Copy out all the lines where "JSON" shows up.
═════ Provided data ═════
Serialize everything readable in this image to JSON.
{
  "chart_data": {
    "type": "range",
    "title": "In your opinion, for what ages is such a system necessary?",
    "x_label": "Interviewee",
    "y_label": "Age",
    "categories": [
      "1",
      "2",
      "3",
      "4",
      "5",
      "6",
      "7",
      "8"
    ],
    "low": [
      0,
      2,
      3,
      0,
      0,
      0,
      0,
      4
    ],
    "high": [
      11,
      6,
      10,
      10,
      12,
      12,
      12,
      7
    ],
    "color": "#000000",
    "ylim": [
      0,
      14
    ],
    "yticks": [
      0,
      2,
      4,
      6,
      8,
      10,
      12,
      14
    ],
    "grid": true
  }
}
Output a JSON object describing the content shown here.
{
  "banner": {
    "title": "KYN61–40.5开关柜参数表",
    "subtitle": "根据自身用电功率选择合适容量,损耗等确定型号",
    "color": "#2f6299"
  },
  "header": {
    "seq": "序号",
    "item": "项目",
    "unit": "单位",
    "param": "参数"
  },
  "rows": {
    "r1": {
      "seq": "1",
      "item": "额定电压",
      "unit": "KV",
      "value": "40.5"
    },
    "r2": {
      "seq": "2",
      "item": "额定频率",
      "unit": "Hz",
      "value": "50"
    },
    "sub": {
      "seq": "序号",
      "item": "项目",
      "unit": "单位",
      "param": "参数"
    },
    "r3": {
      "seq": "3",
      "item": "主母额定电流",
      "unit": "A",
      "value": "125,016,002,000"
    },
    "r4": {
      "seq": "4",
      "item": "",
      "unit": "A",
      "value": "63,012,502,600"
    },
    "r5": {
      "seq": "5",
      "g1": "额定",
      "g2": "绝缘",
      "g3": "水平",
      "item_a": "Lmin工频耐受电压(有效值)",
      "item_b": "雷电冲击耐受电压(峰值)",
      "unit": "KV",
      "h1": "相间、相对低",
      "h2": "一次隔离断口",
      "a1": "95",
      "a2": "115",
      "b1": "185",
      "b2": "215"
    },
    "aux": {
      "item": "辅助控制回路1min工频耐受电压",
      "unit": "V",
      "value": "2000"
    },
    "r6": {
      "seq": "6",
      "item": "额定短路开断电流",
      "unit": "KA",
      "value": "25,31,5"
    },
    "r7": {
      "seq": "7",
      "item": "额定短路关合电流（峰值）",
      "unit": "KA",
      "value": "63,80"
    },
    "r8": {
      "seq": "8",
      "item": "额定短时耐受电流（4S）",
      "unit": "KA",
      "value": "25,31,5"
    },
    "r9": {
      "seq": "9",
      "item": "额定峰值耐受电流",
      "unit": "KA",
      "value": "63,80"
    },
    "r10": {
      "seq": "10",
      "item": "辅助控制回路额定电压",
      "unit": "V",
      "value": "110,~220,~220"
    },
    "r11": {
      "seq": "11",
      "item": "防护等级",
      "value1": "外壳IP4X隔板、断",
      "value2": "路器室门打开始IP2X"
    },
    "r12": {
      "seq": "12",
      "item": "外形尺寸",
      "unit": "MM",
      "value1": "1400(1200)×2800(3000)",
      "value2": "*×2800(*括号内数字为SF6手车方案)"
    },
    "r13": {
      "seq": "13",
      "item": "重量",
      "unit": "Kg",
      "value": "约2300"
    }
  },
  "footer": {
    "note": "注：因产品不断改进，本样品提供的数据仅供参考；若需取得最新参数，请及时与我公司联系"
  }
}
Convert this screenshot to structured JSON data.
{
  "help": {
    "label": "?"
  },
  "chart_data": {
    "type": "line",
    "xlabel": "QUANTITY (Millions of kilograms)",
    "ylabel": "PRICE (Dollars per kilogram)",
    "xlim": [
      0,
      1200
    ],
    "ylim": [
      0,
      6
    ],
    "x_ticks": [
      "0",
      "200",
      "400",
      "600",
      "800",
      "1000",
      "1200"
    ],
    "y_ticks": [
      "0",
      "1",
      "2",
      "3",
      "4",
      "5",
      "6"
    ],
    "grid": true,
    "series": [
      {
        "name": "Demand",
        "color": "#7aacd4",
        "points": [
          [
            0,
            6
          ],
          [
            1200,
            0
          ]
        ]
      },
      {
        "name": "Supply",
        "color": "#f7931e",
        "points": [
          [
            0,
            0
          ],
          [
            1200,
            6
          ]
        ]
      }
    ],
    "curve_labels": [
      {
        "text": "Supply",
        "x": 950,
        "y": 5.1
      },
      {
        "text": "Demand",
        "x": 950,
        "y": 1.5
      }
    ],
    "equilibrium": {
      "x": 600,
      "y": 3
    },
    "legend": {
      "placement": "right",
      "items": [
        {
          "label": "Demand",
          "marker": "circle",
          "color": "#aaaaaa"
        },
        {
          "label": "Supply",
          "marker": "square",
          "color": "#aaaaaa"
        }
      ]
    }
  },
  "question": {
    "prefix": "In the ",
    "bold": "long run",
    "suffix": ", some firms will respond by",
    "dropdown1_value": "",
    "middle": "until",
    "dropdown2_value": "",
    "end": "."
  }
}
═════
_Right answer_.
Serialize everything readable in this image to JSON.
Output a JSON object describing the content shown here.
Convert this screenshot to structured JSON data.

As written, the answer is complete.